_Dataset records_
────────────────────

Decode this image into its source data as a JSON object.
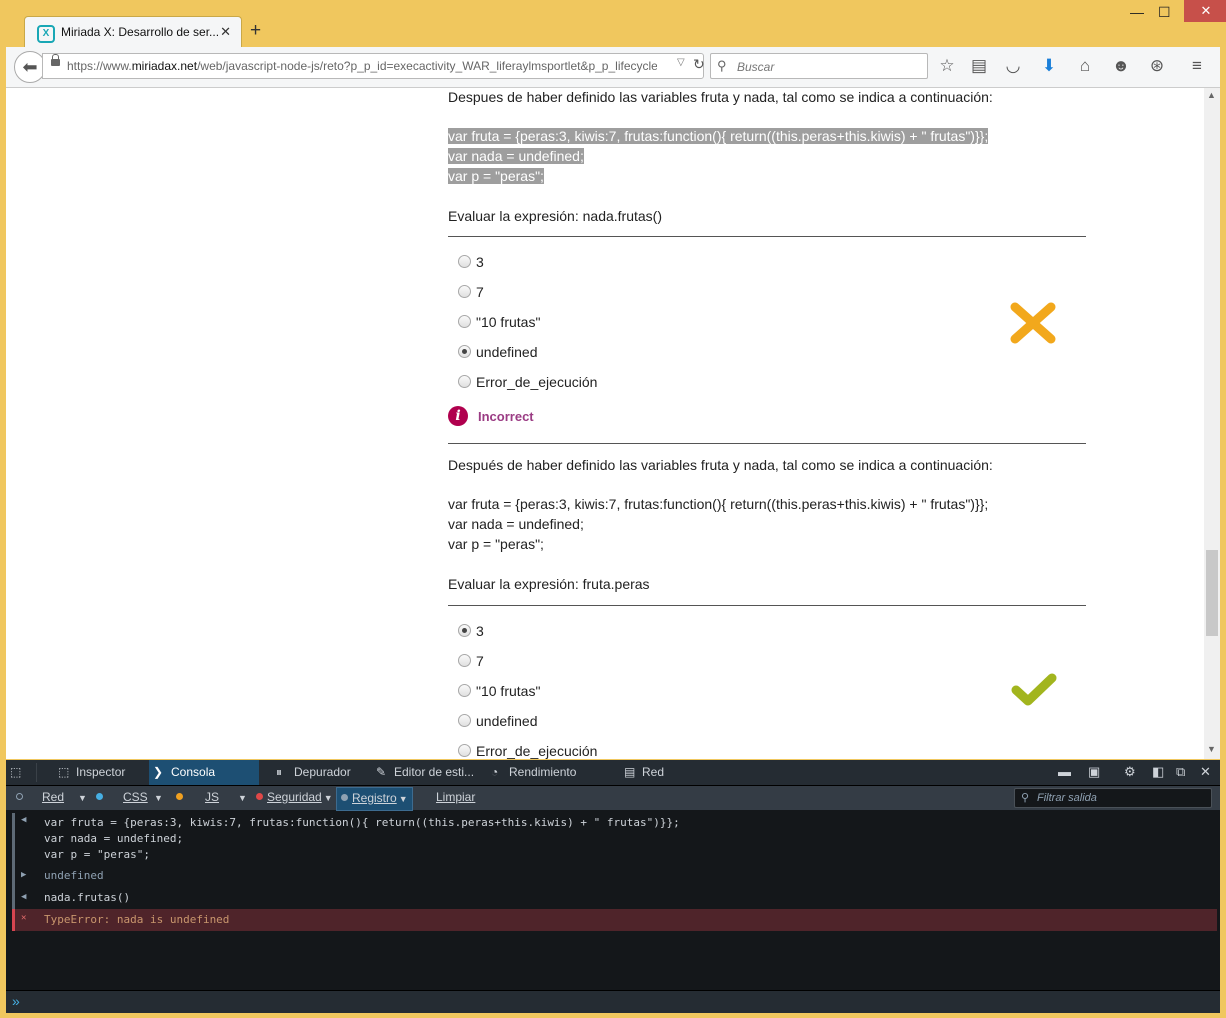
{
  "browser": {
    "tab_title": "Miriada X: Desarrollo de ser...",
    "tab_close": "✕",
    "new_tab": "+",
    "url_prefix": "https://www.",
    "url_host": "miriadax.net",
    "url_rest": "/web/javascript-node-js/reto?p_p_id=execactivity_WAR_liferaylmsportlet&p_p_lifecycle",
    "search_placeholder": "Buscar",
    "window_controls": [
      "—",
      "☐",
      "✕"
    ],
    "toolbar_icons": [
      "star-icon",
      "reading-list-icon",
      "pocket-icon",
      "download-icon",
      "home-icon",
      "chat-icon",
      "hello-icon",
      "menu-icon"
    ]
  },
  "page": {
    "q1": {
      "intro": "Despues de haber definido las variables fruta y nada, tal como se indica a continuación:",
      "code": [
        "var fruta = {peras:3, kiwis:7, frutas:function(){ return((this.peras+this.kiwis) + \" frutas\")}};",
        "var nada = undefined;",
        "var p = \"peras\";"
      ],
      "expression": "Evaluar la expresión: nada.frutas()",
      "options": [
        "3",
        "7",
        "\"10 frutas\"",
        "undefined",
        "Error_de_ejecución"
      ],
      "selected_index": 3,
      "result": "incorrect",
      "feedback_label": "Incorrect",
      "cross_color": "#f2a81c"
    },
    "q2": {
      "intro": "Después de haber definido las variables fruta y nada, tal como se indica a continuación:",
      "code": [
        "var fruta = {peras:3, kiwis:7, frutas:function(){ return((this.peras+this.kiwis) + \" frutas\")}};",
        "var nada = undefined;",
        "var p = \"peras\";"
      ],
      "expression": "Evaluar la expresión: fruta.peras",
      "options": [
        "3",
        "7",
        "\"10 frutas\"",
        "undefined",
        "Error_de_ejecución"
      ],
      "selected_index": 0,
      "result": "correct",
      "check_color": "#a2b51e"
    }
  },
  "devtools": {
    "tabs": [
      "Inspector",
      "Consola",
      "Depurador",
      "Editor de esti...",
      "Rendimiento",
      "Red"
    ],
    "active_tab": "Consola",
    "filters": {
      "red": "Red",
      "css": "CSS",
      "js": "JS",
      "seguridad": "Seguridad",
      "registro": "Registro",
      "limpiar": "Limpiar"
    },
    "filter_placeholder": "Filtrar salida",
    "colors": {
      "red": "#5e6a76",
      "css": "#46afe3",
      "js": "#f0a020",
      "seguridad": "#e04848",
      "registro": "#8fa1b2"
    },
    "console": {
      "input1": "var fruta = {peras:3, kiwis:7, frutas:function(){ return((this.peras+this.kiwis) + \" frutas\")}};\nvar nada = undefined;\nvar p = \"peras\";",
      "output1": "undefined",
      "input2": "nada.frutas()",
      "error": "TypeError: nada is undefined"
    }
  }
}
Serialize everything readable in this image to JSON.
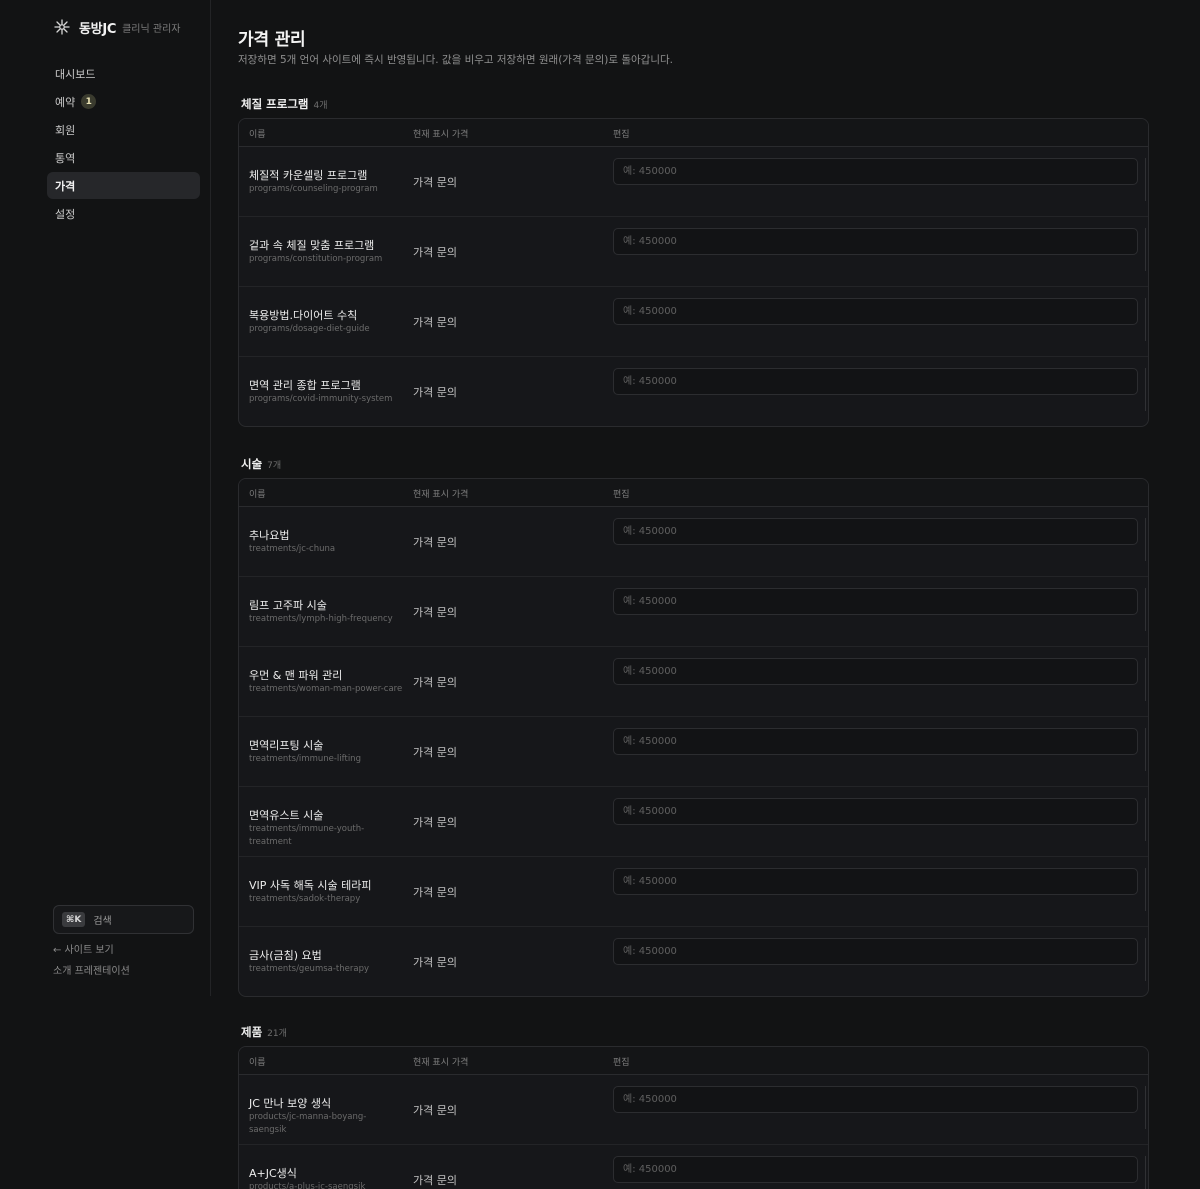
{
  "brand": {
    "name": "동방JC",
    "subtitle": "클리닉 관리자",
    "icon": "sparkle-icon"
  },
  "nav": [
    {
      "label": "대시보드",
      "active": false
    },
    {
      "label": "예약",
      "active": false,
      "badge": "1"
    },
    {
      "label": "회원",
      "active": false
    },
    {
      "label": "통역",
      "active": false
    },
    {
      "label": "가격",
      "active": true
    },
    {
      "label": "설정",
      "active": false
    }
  ],
  "sidebar_footer": {
    "search_shortcut": "⌘K",
    "search_label": "검색",
    "view_site": "← 사이트 보기",
    "presentation": "소개 프레젠테이션"
  },
  "page": {
    "title": "가격 관리",
    "description": "저장하면 5개 언어 사이트에 즉시 반영됩니다. 값을 비우고 저장하면 원래(가격 문의)로 돌아갑니다."
  },
  "columns": {
    "name": "이름",
    "price": "현재 표시 가격",
    "edit": "편집"
  },
  "input_placeholder": "예: 450000",
  "sections": [
    {
      "title": "체질 프로그램",
      "count": "4개",
      "items": [
        {
          "name": "체질적 카운셀링 프로그램",
          "slug": "programs/counseling-program",
          "price": "가격 문의"
        },
        {
          "name": "겉과 속 체질 맞춤 프로그램",
          "slug": "programs/constitution-program",
          "price": "가격 문의"
        },
        {
          "name": "복용방법.다이어트 수칙",
          "slug": "programs/dosage-diet-guide",
          "price": "가격 문의"
        },
        {
          "name": "면역 관리 종합 프로그램",
          "slug": "programs/covid-immunity-system",
          "price": "가격 문의"
        }
      ]
    },
    {
      "title": "시술",
      "count": "7개",
      "items": [
        {
          "name": "추나요법",
          "slug": "treatments/jc-chuna",
          "price": "가격 문의"
        },
        {
          "name": "림프 고주파 시술",
          "slug": "treatments/lymph-high-frequency",
          "price": "가격 문의"
        },
        {
          "name": "우먼 & 맨 파워 관리",
          "slug": "treatments/woman-man-power-care",
          "price": "가격 문의"
        },
        {
          "name": "면역리프팅 시술",
          "slug": "treatments/immune-lifting",
          "price": "가격 문의"
        },
        {
          "name": "면역유스트 시술",
          "slug": "treatments/immune-youth-treatment",
          "price": "가격 문의"
        },
        {
          "name": "VIP 사독 해독 시술 테라피",
          "slug": "treatments/sadok-therapy",
          "price": "가격 문의"
        },
        {
          "name": "금사(금침) 요법",
          "slug": "treatments/geumsa-therapy",
          "price": "가격 문의"
        }
      ]
    },
    {
      "title": "제품",
      "count": "21개",
      "items": [
        {
          "name": "JC 만나 보양 생식",
          "slug": "products/jc-manna-boyang-saengsik",
          "price": "가격 문의"
        },
        {
          "name": "A+JC생식",
          "slug": "products/a-plus-jc-saengsik",
          "price": "가격 문의"
        }
      ]
    }
  ]
}
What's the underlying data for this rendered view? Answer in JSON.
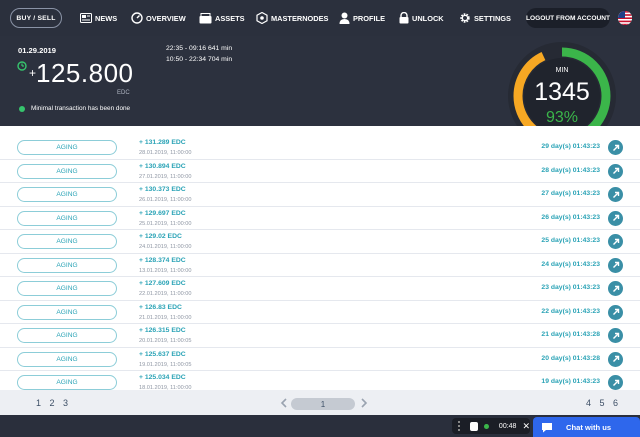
{
  "nav": {
    "buy_sell": "BUY / SELL",
    "items": [
      {
        "label": "NEWS",
        "icon": "news-icon"
      },
      {
        "label": "OVERVIEW",
        "icon": "overview-icon"
      },
      {
        "label": "ASSETS",
        "icon": "assets-icon"
      },
      {
        "label": "MASTERNODES",
        "icon": "masternodes-icon"
      },
      {
        "label": "PROFILE",
        "icon": "profile-icon"
      },
      {
        "label": "UNLOCK",
        "icon": "lock-icon"
      },
      {
        "label": "SETTINGS",
        "icon": "gear-icon"
      }
    ],
    "logout": "LOGOUT FROM ACCOUNT",
    "flag_icon": "us-flag-icon"
  },
  "header": {
    "date": "01.29.2019",
    "plus_sign": "+",
    "amount": "125.800",
    "unit": "EDC",
    "status": "Minimal transaction has been done",
    "time_ranges": [
      "22:35 - 09:16 641 min",
      "10:50 - 22:34 704 min"
    ]
  },
  "gauge": {
    "label": "MIN",
    "value": "1345",
    "percent": "93%",
    "percent_value": 93,
    "colors": {
      "green": "#3bb54a",
      "orange": "#f7a823",
      "ring_bg": "#1f232d"
    }
  },
  "rows": [
    {
      "status": "AGING",
      "amount": "+ 131.289 EDC",
      "date": "28.01.2019, 11:00:00",
      "duration": "29 day(s) 01:43:23"
    },
    {
      "status": "AGING",
      "amount": "+ 130.894 EDC",
      "date": "27.01.2019, 11:00:00",
      "duration": "28 day(s) 01:43:23"
    },
    {
      "status": "AGING",
      "amount": "+ 130.373 EDC",
      "date": "26.01.2019, 11:00:00",
      "duration": "27 day(s) 01:43:23"
    },
    {
      "status": "AGING",
      "amount": "+ 129.697 EDC",
      "date": "25.01.2019, 11:00:00",
      "duration": "26 day(s) 01:43:23"
    },
    {
      "status": "AGING",
      "amount": "+ 129.02 EDC",
      "date": "24.01.2019, 11:00:00",
      "duration": "25 day(s) 01:43:23"
    },
    {
      "status": "AGING",
      "amount": "+ 128.374 EDC",
      "date": "13.01.2019, 11:00:00",
      "duration": "24 day(s) 01:43:23"
    },
    {
      "status": "AGING",
      "amount": "+ 127.609 EDC",
      "date": "22.01.2019, 11:00:00",
      "duration": "23 day(s) 01:43:23"
    },
    {
      "status": "AGING",
      "amount": "+ 126.83 EDC",
      "date": "21.01.2019, 11:00:00",
      "duration": "22 day(s) 01:43:23"
    },
    {
      "status": "AGING",
      "amount": "+ 126.315 EDC",
      "date": "20.01.2019, 11:00:05",
      "duration": "21 day(s) 01:43:28"
    },
    {
      "status": "AGING",
      "amount": "+ 125.637 EDC",
      "date": "19.01.2019, 11:00:05",
      "duration": "20 day(s) 01:43:28"
    },
    {
      "status": "AGING",
      "amount": "+ 125.034 EDC",
      "date": "18.01.2019, 11:00:00",
      "duration": "19 day(s) 01:43:23"
    }
  ],
  "pagination": {
    "left_pages": "1 2 3",
    "current": "1",
    "right_pages": "4 5 6"
  },
  "bottom": {
    "timer": "00:48",
    "chat_label": "Chat with us",
    "accent": "#2e67ec"
  }
}
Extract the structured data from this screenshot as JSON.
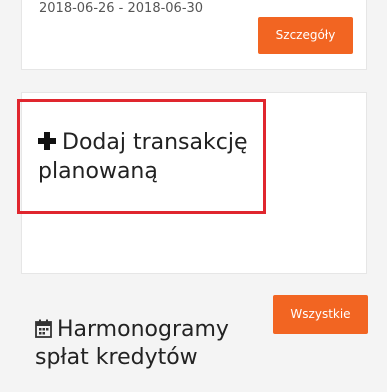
{
  "top_card": {
    "date_range": "2018-06-26 - 2018-06-30",
    "details_button": "Szczegóły"
  },
  "planned_transaction": {
    "icon": "plus-icon",
    "label": "Dodaj transakcję planowaną"
  },
  "loan_schedules": {
    "icon": "calendar-icon",
    "title": "Harmonogramy spłat kredytów",
    "all_button": "Wszystkie"
  },
  "colors": {
    "accent": "#f26522",
    "highlight": "#e0262e",
    "background": "#f4f4f4",
    "card": "#ffffff"
  }
}
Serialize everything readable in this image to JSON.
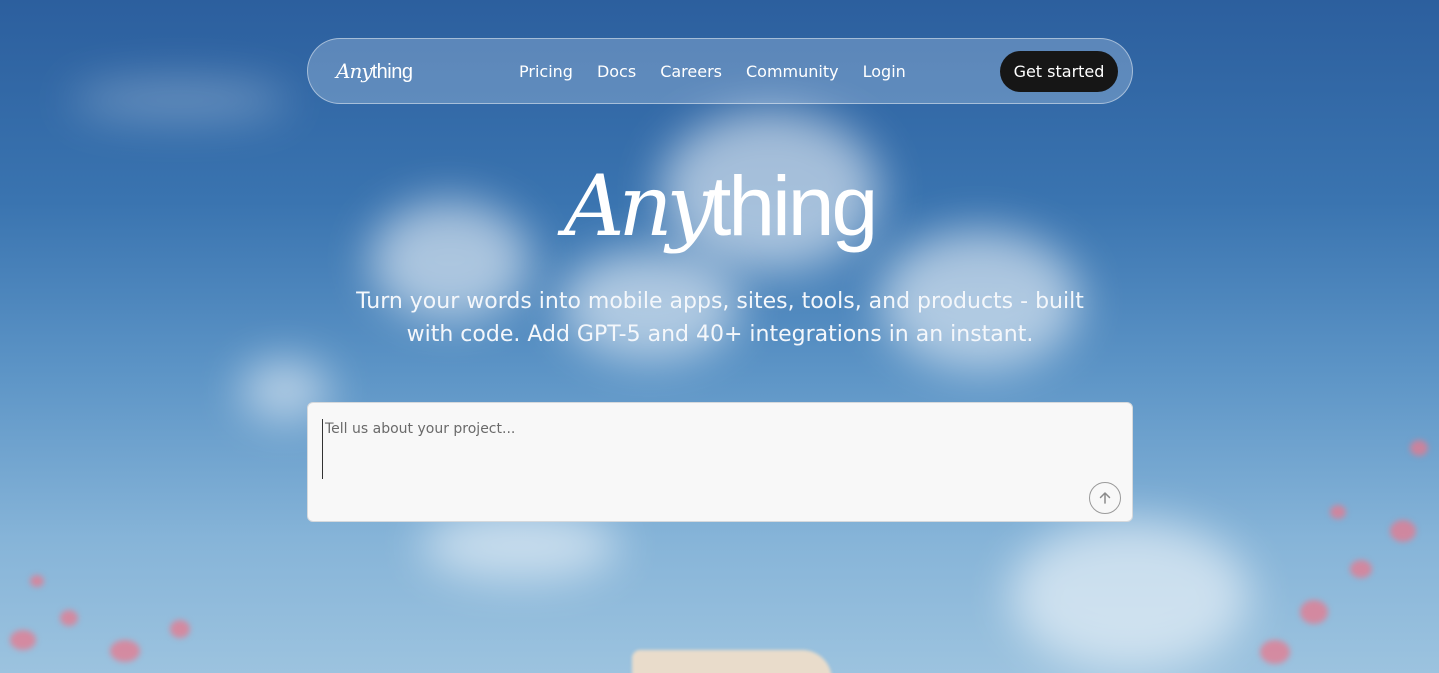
{
  "nav": {
    "logo": {
      "italic": "Any",
      "regular": "thing"
    },
    "links": [
      "Pricing",
      "Docs",
      "Careers",
      "Community",
      "Login"
    ],
    "cta": "Get started"
  },
  "hero": {
    "title": {
      "italic": "Any",
      "regular": "thing"
    },
    "subtitle": "Turn your words into mobile apps, sites, tools, and products - built with code. Add GPT-5 and 40+ integrations in an instant."
  },
  "prompt": {
    "placeholder": "Tell us about your project...",
    "value": "",
    "submit_icon": "arrow-up-icon"
  },
  "colors": {
    "cta_background": "#161616",
    "sky": "#3a74b0",
    "prompt_background": "#f8f8f8"
  }
}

────────────────────

_TASK STATEMENT_
Extract every line above that contains the word "definido".

_TASK OUTPUT_
      "intro": "Despues de haber definido las variables fruta y nada, tal como se indica a continuación:",
      "intro": "Después de haber definido las variables fruta y nada, tal como se indica a continuación:",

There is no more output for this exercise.